_TO BE DONE_. Quote the data below in full, please, without altering anything.

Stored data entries
— BEGIN —

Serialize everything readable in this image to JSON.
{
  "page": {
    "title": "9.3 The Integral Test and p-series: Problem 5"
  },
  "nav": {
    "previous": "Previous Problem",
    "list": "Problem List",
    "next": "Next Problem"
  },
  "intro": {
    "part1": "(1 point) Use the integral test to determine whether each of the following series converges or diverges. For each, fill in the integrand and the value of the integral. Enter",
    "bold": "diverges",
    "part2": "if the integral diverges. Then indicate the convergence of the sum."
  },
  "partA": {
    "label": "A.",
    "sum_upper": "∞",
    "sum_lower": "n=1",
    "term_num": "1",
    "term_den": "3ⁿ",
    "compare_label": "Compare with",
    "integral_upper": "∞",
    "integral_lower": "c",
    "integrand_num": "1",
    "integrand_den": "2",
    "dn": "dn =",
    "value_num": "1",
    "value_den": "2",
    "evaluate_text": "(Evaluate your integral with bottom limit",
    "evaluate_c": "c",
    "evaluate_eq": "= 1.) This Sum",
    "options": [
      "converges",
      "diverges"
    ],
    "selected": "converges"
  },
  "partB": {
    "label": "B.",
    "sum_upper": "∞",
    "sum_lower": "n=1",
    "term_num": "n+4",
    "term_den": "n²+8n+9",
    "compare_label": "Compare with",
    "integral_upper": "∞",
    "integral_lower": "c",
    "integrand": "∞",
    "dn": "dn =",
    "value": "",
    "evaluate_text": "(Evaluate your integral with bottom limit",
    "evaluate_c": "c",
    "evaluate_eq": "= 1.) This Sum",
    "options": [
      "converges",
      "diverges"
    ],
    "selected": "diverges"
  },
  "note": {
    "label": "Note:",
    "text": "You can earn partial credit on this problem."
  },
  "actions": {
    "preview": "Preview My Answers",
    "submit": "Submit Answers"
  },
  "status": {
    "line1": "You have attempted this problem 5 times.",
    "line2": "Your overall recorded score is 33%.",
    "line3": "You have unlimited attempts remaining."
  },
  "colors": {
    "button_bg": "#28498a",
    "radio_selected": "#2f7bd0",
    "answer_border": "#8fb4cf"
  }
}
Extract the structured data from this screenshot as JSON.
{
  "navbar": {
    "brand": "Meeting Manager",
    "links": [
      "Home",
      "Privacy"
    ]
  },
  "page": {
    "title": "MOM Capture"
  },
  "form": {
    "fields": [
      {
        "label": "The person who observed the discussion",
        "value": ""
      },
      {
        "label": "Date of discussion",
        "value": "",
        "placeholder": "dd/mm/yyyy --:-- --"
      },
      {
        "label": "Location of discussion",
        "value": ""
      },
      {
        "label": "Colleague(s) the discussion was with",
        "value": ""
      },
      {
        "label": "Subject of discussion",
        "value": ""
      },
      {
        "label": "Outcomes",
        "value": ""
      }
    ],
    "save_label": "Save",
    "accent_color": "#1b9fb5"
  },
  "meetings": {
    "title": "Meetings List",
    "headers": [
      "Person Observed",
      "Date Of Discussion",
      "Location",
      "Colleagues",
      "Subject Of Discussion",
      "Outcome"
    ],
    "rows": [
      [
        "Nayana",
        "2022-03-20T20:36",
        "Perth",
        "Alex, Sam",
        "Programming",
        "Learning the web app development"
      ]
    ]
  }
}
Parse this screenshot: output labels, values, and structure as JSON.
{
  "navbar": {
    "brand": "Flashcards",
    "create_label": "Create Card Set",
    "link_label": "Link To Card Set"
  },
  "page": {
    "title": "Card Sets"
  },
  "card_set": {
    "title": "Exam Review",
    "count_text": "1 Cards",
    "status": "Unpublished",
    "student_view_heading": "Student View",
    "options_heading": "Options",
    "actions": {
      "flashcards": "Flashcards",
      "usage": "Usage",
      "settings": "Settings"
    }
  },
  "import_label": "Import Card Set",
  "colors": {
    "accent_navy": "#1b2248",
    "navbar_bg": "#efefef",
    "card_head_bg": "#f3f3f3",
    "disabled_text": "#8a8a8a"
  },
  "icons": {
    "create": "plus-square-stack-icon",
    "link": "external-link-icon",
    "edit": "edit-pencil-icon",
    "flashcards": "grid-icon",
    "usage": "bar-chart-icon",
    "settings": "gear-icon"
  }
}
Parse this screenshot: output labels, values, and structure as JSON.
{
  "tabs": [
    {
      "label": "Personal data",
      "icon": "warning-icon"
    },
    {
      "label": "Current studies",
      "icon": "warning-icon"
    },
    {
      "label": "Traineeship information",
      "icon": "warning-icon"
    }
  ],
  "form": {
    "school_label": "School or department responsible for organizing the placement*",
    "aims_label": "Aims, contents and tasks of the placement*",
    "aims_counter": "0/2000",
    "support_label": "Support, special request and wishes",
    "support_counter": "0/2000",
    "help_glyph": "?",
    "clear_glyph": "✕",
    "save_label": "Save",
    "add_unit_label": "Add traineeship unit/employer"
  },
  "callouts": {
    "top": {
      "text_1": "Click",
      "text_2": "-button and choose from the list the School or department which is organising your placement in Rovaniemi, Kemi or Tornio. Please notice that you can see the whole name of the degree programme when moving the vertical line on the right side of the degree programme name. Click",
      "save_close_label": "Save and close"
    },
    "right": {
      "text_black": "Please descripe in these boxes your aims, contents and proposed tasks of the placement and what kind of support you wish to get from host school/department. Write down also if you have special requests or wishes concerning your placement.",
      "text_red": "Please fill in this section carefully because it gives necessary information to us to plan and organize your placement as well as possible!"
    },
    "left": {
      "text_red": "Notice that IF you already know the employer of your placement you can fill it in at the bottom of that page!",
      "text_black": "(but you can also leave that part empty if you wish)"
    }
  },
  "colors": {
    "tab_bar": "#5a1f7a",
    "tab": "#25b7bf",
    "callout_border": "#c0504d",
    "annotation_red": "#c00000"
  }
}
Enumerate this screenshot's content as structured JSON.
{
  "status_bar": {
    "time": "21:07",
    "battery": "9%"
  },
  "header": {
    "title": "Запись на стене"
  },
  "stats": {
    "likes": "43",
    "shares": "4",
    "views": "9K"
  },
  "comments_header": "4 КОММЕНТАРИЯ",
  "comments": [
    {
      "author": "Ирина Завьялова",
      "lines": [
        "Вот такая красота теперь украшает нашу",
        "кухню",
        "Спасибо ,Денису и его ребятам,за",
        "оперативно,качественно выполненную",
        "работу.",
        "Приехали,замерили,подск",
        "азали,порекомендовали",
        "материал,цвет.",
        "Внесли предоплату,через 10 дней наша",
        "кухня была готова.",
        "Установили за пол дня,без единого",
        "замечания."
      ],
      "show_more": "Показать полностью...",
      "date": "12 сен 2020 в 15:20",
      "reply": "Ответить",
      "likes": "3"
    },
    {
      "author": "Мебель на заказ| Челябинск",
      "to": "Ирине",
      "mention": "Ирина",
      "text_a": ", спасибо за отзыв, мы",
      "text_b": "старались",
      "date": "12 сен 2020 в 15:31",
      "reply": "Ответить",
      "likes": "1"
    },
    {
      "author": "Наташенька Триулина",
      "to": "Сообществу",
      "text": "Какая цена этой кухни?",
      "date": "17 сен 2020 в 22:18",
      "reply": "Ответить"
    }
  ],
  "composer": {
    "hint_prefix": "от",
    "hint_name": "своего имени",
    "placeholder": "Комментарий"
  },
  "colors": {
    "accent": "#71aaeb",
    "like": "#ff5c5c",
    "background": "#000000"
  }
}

— END —

_EXERCISE RESPONSE_.
Serialize everything readable in this image to JSON.
{
  "page": {
    "title": "9.3 The Integral Test and p-series: Problem 5"
  },
  "nav": {
    "previous": "Previous Problem",
    "list": "Problem List",
    "next": "Next Problem"
  },
  "intro": {
    "part1": "(1 point) Use the integral test to determine whether each of the following series converges or diverges. For each, fill in the integrand and the value of the integral. Enter",
    "bold": "diverges",
    "part2": "if the integral diverges. Then indicate the convergence of the sum."
  },
  "partA": {
    "label": "A.",
    "sum_upper": "∞",
    "sum_lower": "n=1",
    "term_num": "1",
    "term_den": "3ⁿ",
    "compare_label": "Compare with",
    "integral_upper": "∞",
    "integral_lower": "c",
    "integrand_num": "1",
    "integrand_den": "2",
    "dn": "dn =",
    "value_num": "1",
    "value_den": "2",
    "evaluate_text": "(Evaluate your integral with bottom limit",
    "evaluate_c": "c",
    "evaluate_eq": "= 1.) This Sum",
    "options": [
      "converges",
      "diverges"
    ],
    "selected": "converges"
  },
  "partB": {
    "label": "B.",
    "sum_upper": "∞",
    "sum_lower": "n=1",
    "term_num": "n+4",
    "term_den": "n²+8n+9",
    "compare_label": "Compare with",
    "integral_upper": "∞",
    "integral_lower": "c",
    "integrand": "∞",
    "dn": "dn =",
    "value": "",
    "evaluate_text": "(Evaluate your integral with bottom limit",
    "evaluate_c": "c",
    "evaluate_eq": "= 1.) This Sum",
    "options": [
      "converges",
      "diverges"
    ],
    "selected": "diverges"
  },
  "note": {
    "label": "Note:",
    "text": "You can earn partial credit on this problem."
  },
  "actions": {
    "preview": "Preview My Answers",
    "submit": "Submit Answers"
  },
  "status": {
    "line1": "You have attempted this problem 5 times.",
    "line2": "Your overall recorded score is 33%.",
    "line3": "You have unlimited attempts remaining."
  },
  "colors": {
    "button_bg": "#28498a",
    "radio_selected": "#2f7bd0",
    "answer_border": "#8fb4cf"
  }
}
Extract the structured data from this screenshot as JSON.
{
  "navbar": {
    "brand": "Meeting Manager",
    "links": [
      "Home",
      "Privacy"
    ]
  },
  "page": {
    "title": "MOM Capture"
  },
  "form": {
    "fields": [
      {
        "label": "The person who observed the discussion",
        "value": ""
      },
      {
        "label": "Date of discussion",
        "value": "",
        "placeholder": "dd/mm/yyyy --:-- --"
      },
      {
        "label": "Location of discussion",
        "value": ""
      },
      {
        "label": "Colleague(s) the discussion was with",
        "value": ""
      },
      {
        "label": "Subject of discussion",
        "value": ""
      },
      {
        "label": "Outcomes",
        "value": ""
      }
    ],
    "save_label": "Save",
    "accent_color": "#1b9fb5"
  },
  "meetings": {
    "title": "Meetings List",
    "headers": [
      "Person Observed",
      "Date Of Discussion",
      "Location",
      "Colleagues",
      "Subject Of Discussion",
      "Outcome"
    ],
    "rows": [
      [
        "Nayana",
        "2022-03-20T20:36",
        "Perth",
        "Alex, Sam",
        "Programming",
        "Learning the web app development"
      ]
    ]
  }
}
Parse this screenshot: output labels, values, and structure as JSON.
{
  "navbar": {
    "brand": "Flashcards",
    "create_label": "Create Card Set",
    "link_label": "Link To Card Set"
  },
  "page": {
    "title": "Card Sets"
  },
  "card_set": {
    "title": "Exam Review",
    "count_text": "1 Cards",
    "status": "Unpublished",
    "student_view_heading": "Student View",
    "options_heading": "Options",
    "actions": {
      "flashcards": "Flashcards",
      "usage": "Usage",
      "settings": "Settings"
    }
  },
  "import_label": "Import Card Set",
  "colors": {
    "accent_navy": "#1b2248",
    "navbar_bg": "#efefef",
    "card_head_bg": "#f3f3f3",
    "disabled_text": "#8a8a8a"
  },
  "icons": {
    "create": "plus-square-stack-icon",
    "link": "external-link-icon",
    "edit": "edit-pencil-icon",
    "flashcards": "grid-icon",
    "usage": "bar-chart-icon",
    "settings": "gear-icon"
  }
}
Parse this screenshot: output labels, values, and structure as JSON.
{
  "tabs": [
    {
      "label": "Personal data",
      "icon": "warning-icon"
    },
    {
      "label": "Current studies",
      "icon": "warning-icon"
    },
    {
      "label": "Traineeship information",
      "icon": "warning-icon"
    }
  ],
  "form": {
    "school_label": "School or department responsible for organizing the placement*",
    "aims_label": "Aims, contents and tasks of the placement*",
    "aims_counter": "0/2000",
    "support_label": "Support, special request and wishes",
    "support_counter": "0/2000",
    "help_glyph": "?",
    "clear_glyph": "✕",
    "save_label": "Save",
    "add_unit_label": "Add traineeship unit/employer"
  },
  "callouts": {
    "top": {
      "text_1": "Click",
      "text_2": "-button and choose from the list the School or department which is organising your placement in Rovaniemi, Kemi or Tornio. Please notice that you can see the whole name of the degree programme when moving the vertical line on the right side of the degree programme name. Click",
      "save_close_label": "Save and close"
    },
    "right": {
      "text_black": "Please descripe in these boxes your aims, contents and proposed tasks of the placement and what kind of support you wish to get from host school/department. Write down also if you have special requests or wishes concerning your placement.",
      "text_red": "Please fill in this section carefully because it gives necessary information to us to plan and organize your placement as well as possible!"
    },
    "left": {
      "text_red": "Notice that IF you already know the employer of your placement you can fill it in at the bottom of that page!",
      "text_black": "(but you can also leave that part empty if you wish)"
    }
  },
  "colors": {
    "tab_bar": "#5a1f7a",
    "tab": "#25b7bf",
    "callout_border": "#c0504d",
    "annotation_red": "#c00000"
  }
}
Enumerate this screenshot's content as structured JSON.
{
  "status_bar": {
    "time": "21:07",
    "battery": "9%"
  },
  "header": {
    "title": "Запись на стене"
  },
  "stats": {
    "likes": "43",
    "shares": "4",
    "views": "9K"
  },
  "comments_header": "4 КОММЕНТАРИЯ",
  "comments": [
    {
      "author": "Ирина Завьялова",
      "lines": [
        "Вот такая красота теперь украшает нашу",
        "кухню",
        "Спасибо ,Денису и его ребятам,за",
        "оперативно,качественно выполненную",
        "работу.",
        "Приехали,замерили,подск",
        "азали,порекомендовали",
        "материал,цвет.",
        "Внесли предоплату,через 10 дней наша",
        "кухня была готова.",
        "Установили за пол дня,без единого",
        "замечания."
      ],
      "show_more": "Показать полностью...",
      "date": "12 сен 2020 в 15:20",
      "reply": "Ответить",
      "likes": "3"
    },
    {
      "author": "Мебель на заказ| Челябинск",
      "to": "Ирине",
      "mention": "Ирина",
      "text_a": ", спасибо за отзыв, мы",
      "text_b": "старались",
      "date": "12 сен 2020 в 15:31",
      "reply": "Ответить",
      "likes": "1"
    },
    {
      "author": "Наташенька Триулина",
      "to": "Сообществу",
      "text": "Какая цена этой кухни?",
      "date": "17 сен 2020 в 22:18",
      "reply": "Ответить"
    }
  ],
  "composer": {
    "hint_prefix": "от",
    "hint_name": "своего имени",
    "placeholder": "Комментарий"
  },
  "colors": {
    "accent": "#71aaeb",
    "like": "#ff5c5c",
    "background": "#000000"
  }
}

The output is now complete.